_TASK BRIEF_.
Scan the data below for the string "венные". Show every line where it turns up.

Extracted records
++++++++
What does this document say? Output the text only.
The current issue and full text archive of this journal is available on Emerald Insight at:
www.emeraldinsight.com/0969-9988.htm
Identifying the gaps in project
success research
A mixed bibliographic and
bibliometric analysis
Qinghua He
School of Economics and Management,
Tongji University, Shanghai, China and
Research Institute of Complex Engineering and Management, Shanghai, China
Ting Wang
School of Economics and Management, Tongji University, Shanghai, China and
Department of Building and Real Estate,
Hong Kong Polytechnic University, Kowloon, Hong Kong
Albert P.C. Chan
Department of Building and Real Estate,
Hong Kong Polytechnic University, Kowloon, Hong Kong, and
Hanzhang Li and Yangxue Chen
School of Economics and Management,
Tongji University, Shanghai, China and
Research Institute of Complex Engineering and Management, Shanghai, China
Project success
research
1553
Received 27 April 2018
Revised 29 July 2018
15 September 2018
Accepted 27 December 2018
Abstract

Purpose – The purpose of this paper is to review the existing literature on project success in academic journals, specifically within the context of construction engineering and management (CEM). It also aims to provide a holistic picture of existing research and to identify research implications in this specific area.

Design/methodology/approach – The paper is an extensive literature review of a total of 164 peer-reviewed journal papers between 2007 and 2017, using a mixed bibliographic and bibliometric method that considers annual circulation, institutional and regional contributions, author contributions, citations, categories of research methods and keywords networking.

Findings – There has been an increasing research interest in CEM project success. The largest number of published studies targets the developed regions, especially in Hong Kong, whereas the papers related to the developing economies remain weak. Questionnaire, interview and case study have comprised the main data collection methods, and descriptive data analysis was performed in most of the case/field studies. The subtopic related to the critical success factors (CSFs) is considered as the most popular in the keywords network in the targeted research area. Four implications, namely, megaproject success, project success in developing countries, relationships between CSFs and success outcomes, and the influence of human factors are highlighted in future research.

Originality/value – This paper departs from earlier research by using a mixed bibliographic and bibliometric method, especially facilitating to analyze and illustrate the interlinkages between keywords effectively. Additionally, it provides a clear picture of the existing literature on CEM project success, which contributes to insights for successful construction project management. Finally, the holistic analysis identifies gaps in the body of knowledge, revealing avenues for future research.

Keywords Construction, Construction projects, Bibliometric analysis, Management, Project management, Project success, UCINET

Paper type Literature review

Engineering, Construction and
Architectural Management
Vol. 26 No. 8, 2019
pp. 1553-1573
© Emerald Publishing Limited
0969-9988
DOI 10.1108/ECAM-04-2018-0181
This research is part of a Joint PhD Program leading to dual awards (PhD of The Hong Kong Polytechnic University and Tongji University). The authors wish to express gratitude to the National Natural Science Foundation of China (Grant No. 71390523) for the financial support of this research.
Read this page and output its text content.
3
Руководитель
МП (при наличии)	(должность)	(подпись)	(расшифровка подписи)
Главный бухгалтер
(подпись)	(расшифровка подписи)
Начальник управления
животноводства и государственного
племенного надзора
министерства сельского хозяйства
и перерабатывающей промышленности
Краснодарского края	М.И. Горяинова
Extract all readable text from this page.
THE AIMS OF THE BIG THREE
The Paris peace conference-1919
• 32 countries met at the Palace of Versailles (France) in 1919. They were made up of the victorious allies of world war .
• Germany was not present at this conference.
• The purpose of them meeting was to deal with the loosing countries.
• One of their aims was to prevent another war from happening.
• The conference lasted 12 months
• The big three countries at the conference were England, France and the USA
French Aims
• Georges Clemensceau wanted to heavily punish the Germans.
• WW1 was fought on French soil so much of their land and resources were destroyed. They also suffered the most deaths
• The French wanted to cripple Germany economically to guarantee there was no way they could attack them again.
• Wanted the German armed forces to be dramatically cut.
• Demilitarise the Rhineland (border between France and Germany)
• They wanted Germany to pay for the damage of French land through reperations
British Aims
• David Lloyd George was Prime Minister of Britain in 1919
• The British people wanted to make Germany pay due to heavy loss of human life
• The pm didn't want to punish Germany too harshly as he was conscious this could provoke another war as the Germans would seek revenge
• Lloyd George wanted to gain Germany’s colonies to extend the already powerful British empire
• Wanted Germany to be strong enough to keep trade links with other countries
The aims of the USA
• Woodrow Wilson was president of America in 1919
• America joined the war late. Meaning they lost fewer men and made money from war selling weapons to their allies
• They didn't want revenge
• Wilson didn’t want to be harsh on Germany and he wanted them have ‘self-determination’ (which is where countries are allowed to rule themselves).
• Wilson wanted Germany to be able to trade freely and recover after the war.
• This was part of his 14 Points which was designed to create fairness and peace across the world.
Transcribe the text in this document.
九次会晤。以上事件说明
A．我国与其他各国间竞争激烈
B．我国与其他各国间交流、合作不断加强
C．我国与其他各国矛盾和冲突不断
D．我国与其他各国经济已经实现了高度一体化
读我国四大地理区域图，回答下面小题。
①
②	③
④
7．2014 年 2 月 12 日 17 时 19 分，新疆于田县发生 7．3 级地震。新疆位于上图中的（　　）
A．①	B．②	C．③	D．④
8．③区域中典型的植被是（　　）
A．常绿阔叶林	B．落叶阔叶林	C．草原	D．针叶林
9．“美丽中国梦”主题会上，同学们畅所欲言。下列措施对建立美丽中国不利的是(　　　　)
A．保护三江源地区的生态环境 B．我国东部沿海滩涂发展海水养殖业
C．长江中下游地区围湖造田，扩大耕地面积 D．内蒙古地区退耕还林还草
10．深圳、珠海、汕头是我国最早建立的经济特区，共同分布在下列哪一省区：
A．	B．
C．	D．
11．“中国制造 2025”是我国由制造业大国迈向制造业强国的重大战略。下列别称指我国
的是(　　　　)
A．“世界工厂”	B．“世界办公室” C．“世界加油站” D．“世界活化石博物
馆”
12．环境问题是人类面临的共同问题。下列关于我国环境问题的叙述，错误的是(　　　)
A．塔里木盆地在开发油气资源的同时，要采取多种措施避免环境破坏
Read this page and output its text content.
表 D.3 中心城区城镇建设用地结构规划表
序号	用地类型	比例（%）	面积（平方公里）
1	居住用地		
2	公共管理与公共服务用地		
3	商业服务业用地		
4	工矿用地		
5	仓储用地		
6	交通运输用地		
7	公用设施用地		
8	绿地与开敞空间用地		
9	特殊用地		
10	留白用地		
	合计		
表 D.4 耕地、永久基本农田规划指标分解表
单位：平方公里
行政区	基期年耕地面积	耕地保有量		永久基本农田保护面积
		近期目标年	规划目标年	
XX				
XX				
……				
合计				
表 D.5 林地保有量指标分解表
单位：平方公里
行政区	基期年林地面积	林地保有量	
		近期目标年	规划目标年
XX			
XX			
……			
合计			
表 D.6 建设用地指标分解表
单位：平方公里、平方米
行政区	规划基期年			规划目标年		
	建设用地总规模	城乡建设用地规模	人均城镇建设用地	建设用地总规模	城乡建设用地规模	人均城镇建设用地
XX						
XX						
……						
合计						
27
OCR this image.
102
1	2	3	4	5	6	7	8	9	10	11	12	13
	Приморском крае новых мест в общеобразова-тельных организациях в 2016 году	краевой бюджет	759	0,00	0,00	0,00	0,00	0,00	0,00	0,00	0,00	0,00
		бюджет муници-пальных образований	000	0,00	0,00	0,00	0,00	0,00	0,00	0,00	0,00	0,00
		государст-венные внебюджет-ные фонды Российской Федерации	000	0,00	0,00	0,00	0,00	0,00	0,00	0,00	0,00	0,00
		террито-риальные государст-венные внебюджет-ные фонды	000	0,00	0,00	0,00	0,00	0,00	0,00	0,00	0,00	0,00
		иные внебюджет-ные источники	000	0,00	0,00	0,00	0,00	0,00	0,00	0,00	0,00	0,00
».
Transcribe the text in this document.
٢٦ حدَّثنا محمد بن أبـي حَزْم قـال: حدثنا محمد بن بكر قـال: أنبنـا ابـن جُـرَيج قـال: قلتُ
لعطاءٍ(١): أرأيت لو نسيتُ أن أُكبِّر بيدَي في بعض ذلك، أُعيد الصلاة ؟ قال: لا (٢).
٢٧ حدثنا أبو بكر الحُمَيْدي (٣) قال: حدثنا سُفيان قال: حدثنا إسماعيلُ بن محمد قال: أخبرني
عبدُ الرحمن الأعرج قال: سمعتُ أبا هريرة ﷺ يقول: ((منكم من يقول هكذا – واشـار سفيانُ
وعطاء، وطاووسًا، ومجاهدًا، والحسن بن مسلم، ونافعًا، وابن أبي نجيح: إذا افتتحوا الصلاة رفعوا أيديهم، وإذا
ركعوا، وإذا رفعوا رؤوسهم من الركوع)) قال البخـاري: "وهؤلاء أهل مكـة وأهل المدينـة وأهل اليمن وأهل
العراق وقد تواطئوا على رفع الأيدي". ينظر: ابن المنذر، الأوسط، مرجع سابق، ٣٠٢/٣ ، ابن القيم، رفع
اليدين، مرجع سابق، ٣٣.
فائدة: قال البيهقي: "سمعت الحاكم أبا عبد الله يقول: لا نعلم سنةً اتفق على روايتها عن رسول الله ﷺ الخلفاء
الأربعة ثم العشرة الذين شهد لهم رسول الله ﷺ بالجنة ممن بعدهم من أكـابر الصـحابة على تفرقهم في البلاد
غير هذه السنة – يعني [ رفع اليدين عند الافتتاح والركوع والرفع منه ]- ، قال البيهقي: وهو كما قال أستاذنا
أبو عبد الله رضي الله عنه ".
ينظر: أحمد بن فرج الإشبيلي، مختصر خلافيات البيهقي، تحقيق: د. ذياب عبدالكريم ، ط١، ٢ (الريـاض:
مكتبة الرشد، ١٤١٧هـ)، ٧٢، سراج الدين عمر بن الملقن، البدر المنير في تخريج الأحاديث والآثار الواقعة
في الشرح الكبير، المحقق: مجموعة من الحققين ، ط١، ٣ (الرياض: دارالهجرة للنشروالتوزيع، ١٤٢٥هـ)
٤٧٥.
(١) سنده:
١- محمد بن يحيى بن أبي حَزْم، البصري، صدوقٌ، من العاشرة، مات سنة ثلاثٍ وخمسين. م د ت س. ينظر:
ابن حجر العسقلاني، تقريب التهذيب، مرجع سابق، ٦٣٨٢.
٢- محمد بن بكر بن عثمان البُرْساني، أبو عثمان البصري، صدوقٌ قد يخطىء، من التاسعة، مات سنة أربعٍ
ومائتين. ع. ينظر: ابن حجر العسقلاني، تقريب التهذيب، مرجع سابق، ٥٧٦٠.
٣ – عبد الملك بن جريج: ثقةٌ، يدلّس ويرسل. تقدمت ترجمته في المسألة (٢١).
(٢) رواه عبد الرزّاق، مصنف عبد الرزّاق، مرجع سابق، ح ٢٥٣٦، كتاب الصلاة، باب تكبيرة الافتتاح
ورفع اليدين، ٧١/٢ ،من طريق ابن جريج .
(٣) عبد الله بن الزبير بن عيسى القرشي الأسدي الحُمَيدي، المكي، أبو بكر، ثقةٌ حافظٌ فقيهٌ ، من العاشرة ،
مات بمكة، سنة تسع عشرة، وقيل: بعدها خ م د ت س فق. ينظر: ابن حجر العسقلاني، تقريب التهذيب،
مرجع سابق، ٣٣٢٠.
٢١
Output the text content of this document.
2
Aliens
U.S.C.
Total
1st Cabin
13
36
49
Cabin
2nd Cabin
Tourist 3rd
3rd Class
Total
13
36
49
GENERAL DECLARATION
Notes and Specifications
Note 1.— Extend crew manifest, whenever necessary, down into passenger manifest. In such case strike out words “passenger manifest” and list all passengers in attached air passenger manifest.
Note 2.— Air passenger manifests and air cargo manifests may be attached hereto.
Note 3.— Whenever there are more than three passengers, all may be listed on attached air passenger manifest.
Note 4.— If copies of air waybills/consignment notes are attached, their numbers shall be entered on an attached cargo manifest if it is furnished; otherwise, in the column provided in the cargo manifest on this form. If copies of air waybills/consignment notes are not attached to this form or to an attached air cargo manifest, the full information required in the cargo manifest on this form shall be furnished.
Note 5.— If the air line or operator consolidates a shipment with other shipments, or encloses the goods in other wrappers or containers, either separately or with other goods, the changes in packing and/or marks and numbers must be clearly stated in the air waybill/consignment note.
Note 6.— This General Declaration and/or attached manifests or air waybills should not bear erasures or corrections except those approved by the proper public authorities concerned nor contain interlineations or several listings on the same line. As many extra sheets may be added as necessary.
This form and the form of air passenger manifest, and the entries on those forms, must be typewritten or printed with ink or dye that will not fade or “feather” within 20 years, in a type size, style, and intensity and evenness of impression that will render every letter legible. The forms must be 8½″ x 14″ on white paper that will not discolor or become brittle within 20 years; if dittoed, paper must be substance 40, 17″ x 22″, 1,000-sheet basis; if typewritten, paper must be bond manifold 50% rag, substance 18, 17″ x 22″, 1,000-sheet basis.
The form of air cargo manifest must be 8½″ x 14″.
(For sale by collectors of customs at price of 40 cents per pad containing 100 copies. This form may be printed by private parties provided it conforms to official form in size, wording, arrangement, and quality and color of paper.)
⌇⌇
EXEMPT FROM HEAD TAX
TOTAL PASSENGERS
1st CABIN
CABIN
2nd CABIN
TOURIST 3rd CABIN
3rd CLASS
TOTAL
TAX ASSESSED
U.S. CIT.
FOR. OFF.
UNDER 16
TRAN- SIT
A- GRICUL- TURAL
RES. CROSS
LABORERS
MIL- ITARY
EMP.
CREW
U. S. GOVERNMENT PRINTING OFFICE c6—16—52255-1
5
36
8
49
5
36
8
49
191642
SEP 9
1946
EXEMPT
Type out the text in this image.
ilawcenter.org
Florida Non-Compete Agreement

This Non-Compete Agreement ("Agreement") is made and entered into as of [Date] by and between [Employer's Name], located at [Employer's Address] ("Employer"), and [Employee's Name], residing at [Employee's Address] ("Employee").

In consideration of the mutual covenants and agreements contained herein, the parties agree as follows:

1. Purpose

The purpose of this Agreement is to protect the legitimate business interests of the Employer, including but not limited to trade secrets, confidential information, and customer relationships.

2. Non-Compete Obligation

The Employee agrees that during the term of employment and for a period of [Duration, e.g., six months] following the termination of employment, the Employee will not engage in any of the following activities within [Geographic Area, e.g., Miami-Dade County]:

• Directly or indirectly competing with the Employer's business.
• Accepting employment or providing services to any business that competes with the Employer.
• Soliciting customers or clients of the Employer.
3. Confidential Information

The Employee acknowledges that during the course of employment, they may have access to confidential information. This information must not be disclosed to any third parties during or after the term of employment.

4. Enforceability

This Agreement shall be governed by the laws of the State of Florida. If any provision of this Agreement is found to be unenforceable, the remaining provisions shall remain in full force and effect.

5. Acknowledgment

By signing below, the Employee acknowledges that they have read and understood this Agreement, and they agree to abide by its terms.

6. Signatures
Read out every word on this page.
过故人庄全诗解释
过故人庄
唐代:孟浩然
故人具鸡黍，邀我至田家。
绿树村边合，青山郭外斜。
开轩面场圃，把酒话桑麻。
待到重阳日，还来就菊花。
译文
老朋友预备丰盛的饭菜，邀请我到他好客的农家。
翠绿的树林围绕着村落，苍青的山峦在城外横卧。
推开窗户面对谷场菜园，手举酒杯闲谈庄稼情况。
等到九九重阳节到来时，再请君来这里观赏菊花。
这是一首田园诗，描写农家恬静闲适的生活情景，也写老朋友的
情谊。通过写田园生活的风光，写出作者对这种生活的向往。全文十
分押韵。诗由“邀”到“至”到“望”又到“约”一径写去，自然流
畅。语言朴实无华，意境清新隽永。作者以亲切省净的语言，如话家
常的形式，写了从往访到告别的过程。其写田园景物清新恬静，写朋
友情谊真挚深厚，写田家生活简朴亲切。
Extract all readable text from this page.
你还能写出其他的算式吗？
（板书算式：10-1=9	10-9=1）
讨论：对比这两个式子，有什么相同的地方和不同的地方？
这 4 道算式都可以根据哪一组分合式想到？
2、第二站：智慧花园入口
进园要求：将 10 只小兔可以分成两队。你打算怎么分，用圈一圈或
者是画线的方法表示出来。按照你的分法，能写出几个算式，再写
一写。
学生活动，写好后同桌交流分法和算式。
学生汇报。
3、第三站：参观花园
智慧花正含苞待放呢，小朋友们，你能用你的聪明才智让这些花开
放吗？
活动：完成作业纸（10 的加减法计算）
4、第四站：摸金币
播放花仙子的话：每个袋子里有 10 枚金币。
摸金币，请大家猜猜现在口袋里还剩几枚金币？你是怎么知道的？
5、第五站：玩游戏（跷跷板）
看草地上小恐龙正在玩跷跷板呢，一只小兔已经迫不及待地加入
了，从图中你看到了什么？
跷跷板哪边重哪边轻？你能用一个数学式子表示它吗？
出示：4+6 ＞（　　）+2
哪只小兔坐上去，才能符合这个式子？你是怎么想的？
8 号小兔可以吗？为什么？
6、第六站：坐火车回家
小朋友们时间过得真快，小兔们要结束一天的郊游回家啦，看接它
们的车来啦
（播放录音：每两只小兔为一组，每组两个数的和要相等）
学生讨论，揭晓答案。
++++++++
_RESPONSE TO THE EXERCISE_.
		государст-венные внебюджет-ные фонды Российской Федерации	000	0,00	0,00	0,00	0,00	0,00	0,00	0,00	0,00	0,00
		террито-риальные государст-венные внебюджет-ные фонды	000	0,00	0,00	0,00	0,00	0,00	0,00	0,00	0,00	0,00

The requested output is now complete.